Your task is to locate every line holding the string "Debian" and to copy each of them.

#### INFORMATION SUPPLIED ####

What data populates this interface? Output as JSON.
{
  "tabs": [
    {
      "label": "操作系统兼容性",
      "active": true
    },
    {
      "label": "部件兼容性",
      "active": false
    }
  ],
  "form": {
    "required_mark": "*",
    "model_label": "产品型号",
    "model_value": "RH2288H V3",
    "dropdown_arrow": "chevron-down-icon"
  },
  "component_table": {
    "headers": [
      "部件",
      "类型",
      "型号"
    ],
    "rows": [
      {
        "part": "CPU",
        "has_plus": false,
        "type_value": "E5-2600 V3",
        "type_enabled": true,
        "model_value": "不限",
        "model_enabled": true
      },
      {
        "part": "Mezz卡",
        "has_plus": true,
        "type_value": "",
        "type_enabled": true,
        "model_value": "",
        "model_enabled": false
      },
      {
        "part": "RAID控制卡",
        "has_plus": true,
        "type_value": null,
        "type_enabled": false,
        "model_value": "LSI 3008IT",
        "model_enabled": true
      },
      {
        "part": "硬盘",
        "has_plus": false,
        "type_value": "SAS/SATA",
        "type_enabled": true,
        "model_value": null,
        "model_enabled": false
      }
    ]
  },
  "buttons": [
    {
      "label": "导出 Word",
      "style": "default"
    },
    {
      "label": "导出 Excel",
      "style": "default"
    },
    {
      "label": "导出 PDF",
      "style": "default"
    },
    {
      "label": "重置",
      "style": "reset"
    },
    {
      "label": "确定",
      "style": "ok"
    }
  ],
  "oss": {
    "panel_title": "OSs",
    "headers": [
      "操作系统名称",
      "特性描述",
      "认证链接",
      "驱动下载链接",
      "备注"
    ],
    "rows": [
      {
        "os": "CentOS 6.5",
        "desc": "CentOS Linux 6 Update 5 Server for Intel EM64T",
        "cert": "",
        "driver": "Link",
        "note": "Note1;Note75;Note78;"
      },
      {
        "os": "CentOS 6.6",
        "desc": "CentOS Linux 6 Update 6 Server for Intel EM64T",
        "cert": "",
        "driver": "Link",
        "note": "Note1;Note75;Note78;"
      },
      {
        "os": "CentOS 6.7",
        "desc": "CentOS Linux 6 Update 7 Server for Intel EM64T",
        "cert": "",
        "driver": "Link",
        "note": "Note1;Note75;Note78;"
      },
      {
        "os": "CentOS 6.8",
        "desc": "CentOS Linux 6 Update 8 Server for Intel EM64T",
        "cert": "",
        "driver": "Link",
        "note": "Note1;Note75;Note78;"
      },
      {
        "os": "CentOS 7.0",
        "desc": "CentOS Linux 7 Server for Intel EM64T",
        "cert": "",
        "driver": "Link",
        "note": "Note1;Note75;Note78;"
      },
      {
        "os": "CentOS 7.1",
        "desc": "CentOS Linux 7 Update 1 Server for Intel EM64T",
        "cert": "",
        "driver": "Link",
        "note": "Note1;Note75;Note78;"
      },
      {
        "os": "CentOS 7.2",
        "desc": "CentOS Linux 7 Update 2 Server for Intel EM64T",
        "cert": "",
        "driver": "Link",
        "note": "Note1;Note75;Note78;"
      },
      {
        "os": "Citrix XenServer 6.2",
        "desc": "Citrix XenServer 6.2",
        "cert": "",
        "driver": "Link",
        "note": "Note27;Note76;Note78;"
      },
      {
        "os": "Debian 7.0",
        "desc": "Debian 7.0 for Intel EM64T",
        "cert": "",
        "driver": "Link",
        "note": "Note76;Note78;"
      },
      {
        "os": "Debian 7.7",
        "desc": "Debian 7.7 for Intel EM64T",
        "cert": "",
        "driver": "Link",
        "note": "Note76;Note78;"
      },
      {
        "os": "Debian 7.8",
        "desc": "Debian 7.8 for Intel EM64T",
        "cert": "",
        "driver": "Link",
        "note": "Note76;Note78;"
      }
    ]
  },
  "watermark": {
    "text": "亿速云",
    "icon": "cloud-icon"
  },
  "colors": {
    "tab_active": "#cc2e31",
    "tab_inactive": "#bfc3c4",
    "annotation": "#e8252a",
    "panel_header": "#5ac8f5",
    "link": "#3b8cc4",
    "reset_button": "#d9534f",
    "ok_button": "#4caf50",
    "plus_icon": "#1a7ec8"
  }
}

####

RESPONSE TO THE EXERCISE:
        "os": "Debian 7.0",
        "desc": "Debian 7.0 for Intel EM64T",
        "os": "Debian 7.7",
        "desc": "Debian 7.7 for Intel EM64T",
        "os": "Debian 7.8",
        "desc": "Debian 7.8 for Intel EM64T",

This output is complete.